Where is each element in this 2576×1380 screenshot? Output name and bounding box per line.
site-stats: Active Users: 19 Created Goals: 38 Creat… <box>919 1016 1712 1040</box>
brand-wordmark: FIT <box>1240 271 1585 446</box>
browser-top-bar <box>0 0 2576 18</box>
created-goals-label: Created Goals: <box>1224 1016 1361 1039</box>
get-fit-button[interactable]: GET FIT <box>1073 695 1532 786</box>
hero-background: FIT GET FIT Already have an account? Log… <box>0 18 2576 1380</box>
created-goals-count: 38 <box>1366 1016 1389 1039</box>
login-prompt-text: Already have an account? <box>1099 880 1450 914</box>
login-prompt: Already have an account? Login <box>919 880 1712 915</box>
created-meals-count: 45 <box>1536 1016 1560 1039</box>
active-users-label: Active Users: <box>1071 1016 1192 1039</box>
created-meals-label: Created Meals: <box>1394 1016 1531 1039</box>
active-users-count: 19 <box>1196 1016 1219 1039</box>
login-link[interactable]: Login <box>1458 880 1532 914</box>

==

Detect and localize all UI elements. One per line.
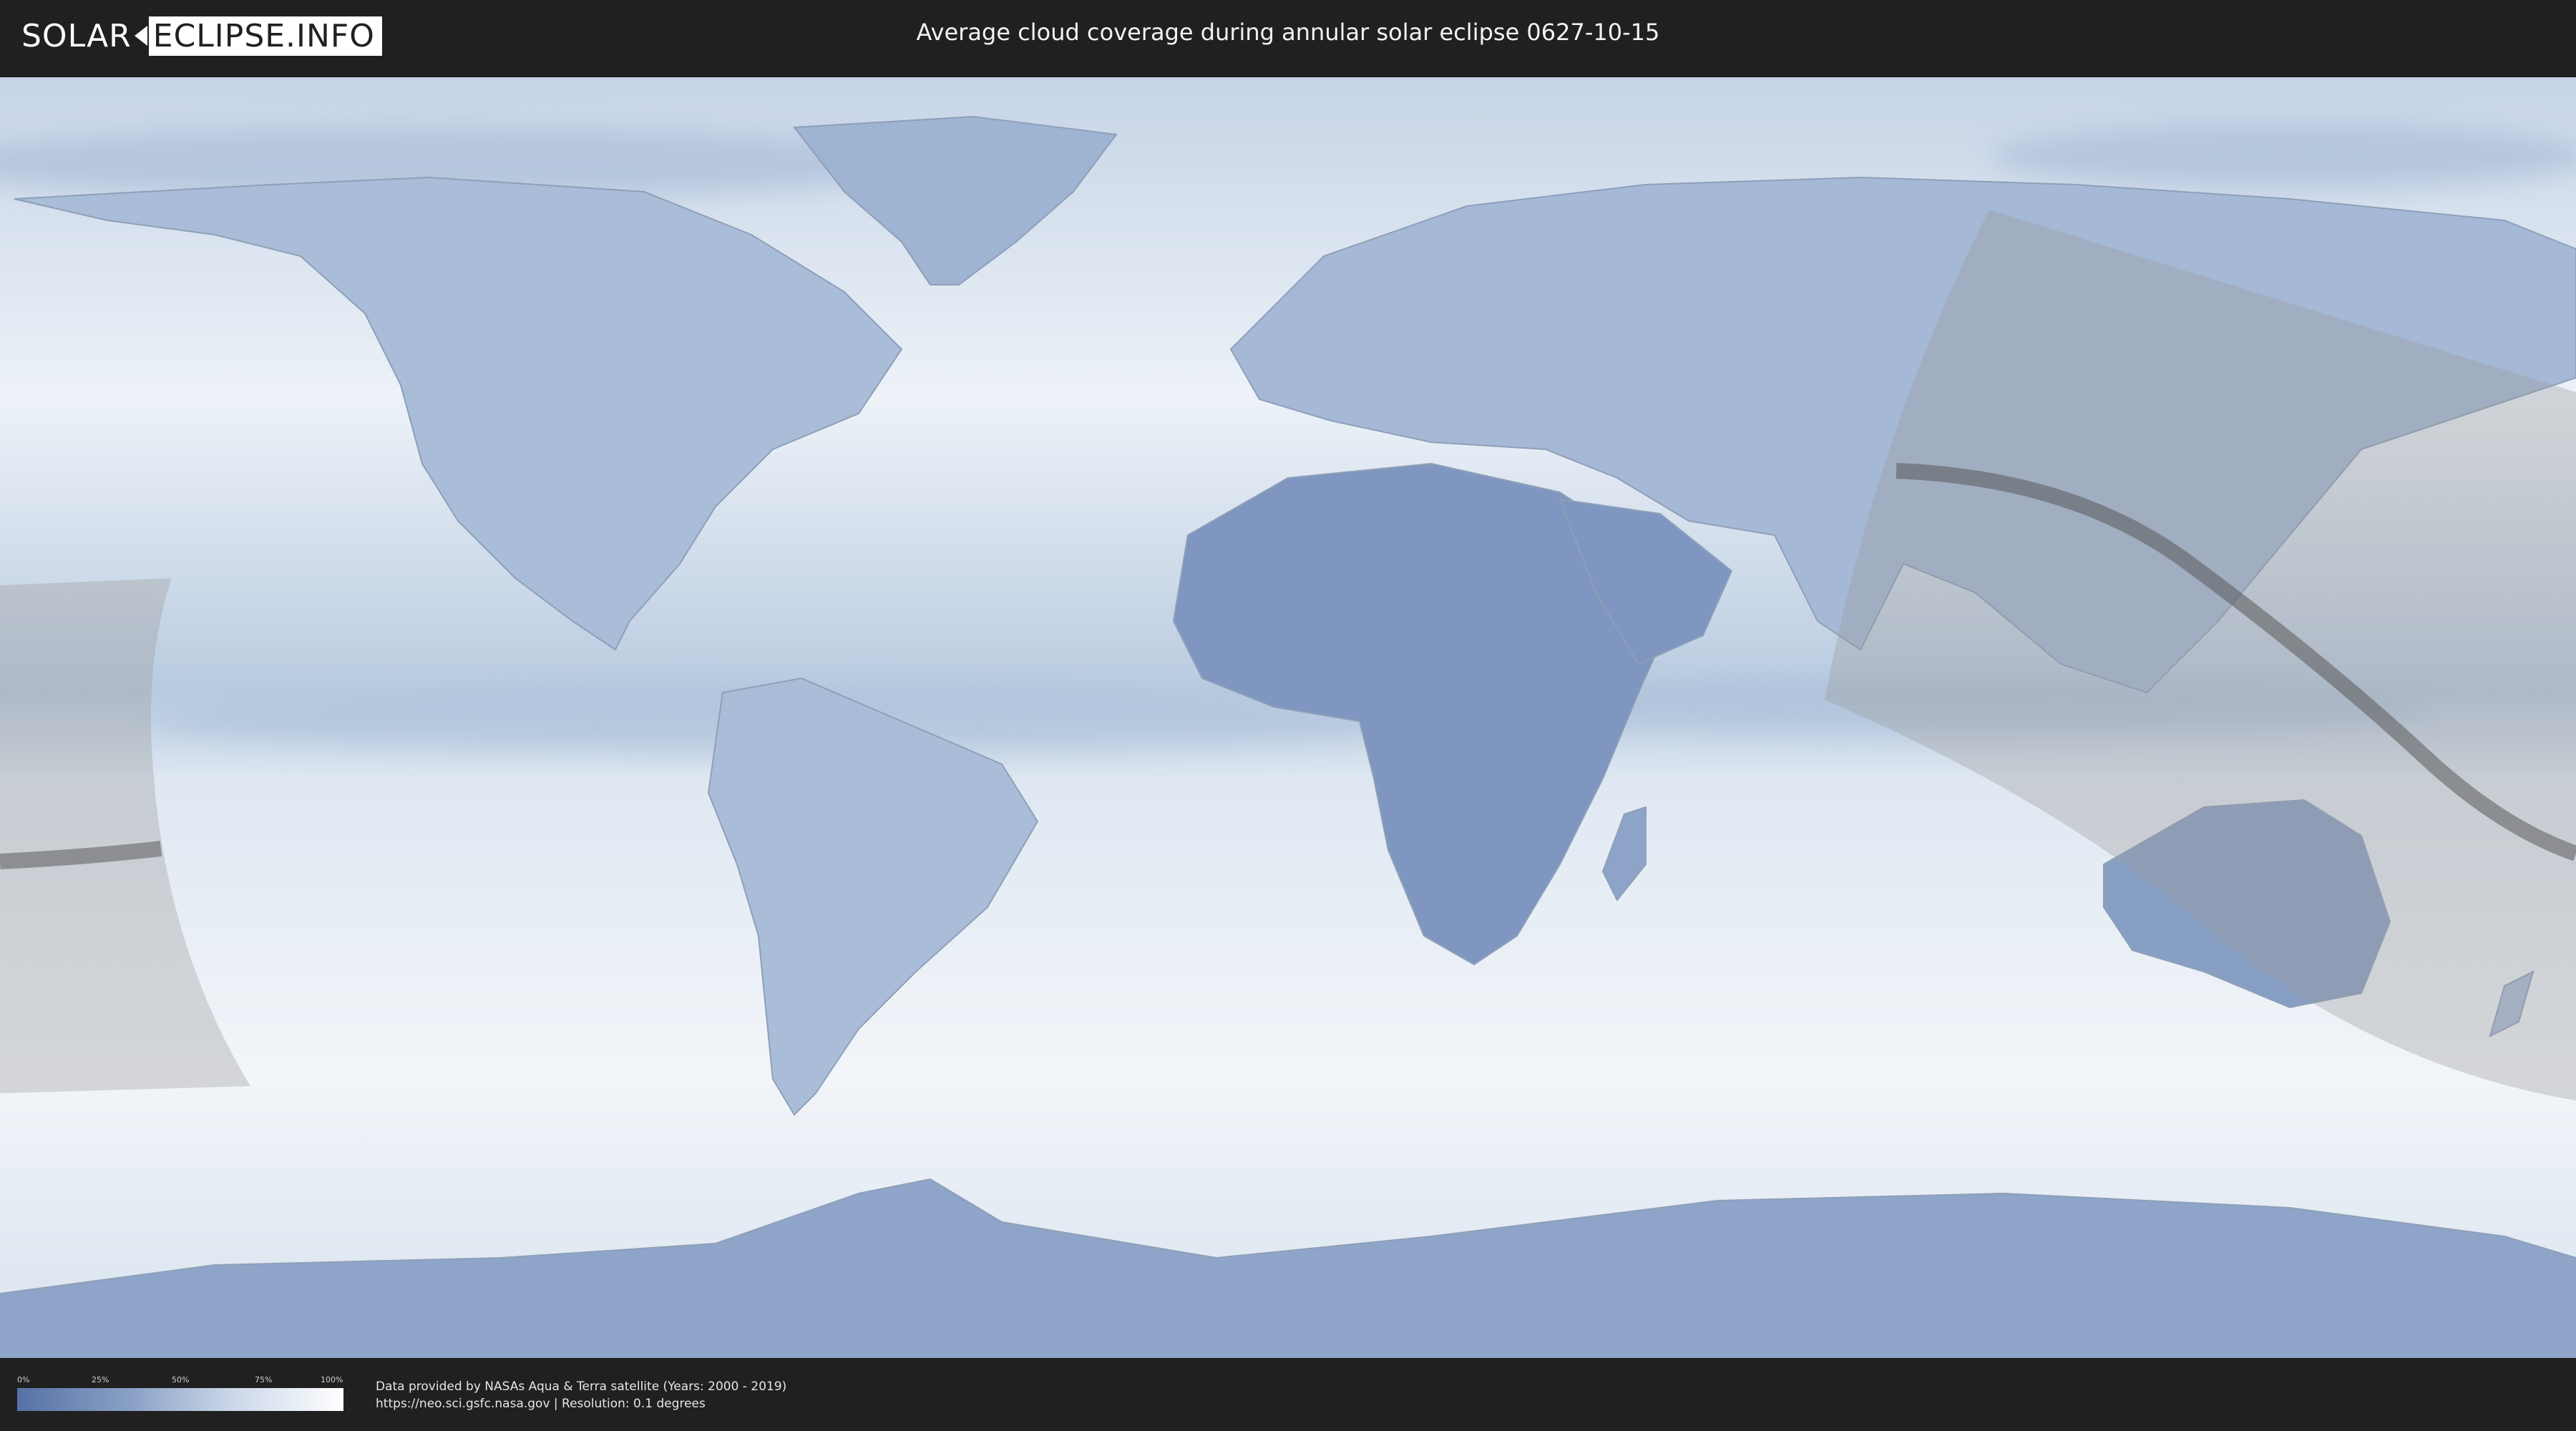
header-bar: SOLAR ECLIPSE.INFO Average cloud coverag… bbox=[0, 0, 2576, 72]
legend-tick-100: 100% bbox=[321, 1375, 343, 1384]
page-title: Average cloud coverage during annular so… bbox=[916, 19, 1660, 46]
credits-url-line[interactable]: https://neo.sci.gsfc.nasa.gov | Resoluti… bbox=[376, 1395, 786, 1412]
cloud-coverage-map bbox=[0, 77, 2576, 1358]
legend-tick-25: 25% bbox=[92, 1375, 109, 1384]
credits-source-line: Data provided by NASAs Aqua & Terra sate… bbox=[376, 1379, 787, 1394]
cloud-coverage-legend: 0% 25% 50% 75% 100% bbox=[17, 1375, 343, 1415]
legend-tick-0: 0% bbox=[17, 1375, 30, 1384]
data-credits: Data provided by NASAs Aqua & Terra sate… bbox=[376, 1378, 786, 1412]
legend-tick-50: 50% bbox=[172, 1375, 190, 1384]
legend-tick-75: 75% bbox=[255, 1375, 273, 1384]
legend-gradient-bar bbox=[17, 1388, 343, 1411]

==

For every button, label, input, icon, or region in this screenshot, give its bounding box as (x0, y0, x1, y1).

GIVEN TASK:
Repeat the lines starting at the one containing "Where is each" and ending at the one containing "login-prompt: Already have".

ANSWER FOR THE TASK:
Where is each element in this 2576×1380 screenshot? Output name and bounding box per line.
site-stats: Active Users: 19 Created Goals: 38 Creat… <box>919 1016 1712 1040</box>
brand-wordmark: FIT <box>1240 271 1585 446</box>
browser-top-bar <box>0 0 2576 18</box>
created-goals-label: Created Goals: <box>1224 1016 1361 1039</box>
get-fit-button[interactable]: GET FIT <box>1073 695 1532 786</box>
hero-background: FIT GET FIT Already have an account? Log… <box>0 18 2576 1380</box>
created-goals-count: 38 <box>1366 1016 1389 1039</box>
login-prompt-text: Already have an account? <box>1099 880 1450 914</box>
login-prompt: Already have an account? Login <box>919 880 1712 915</box>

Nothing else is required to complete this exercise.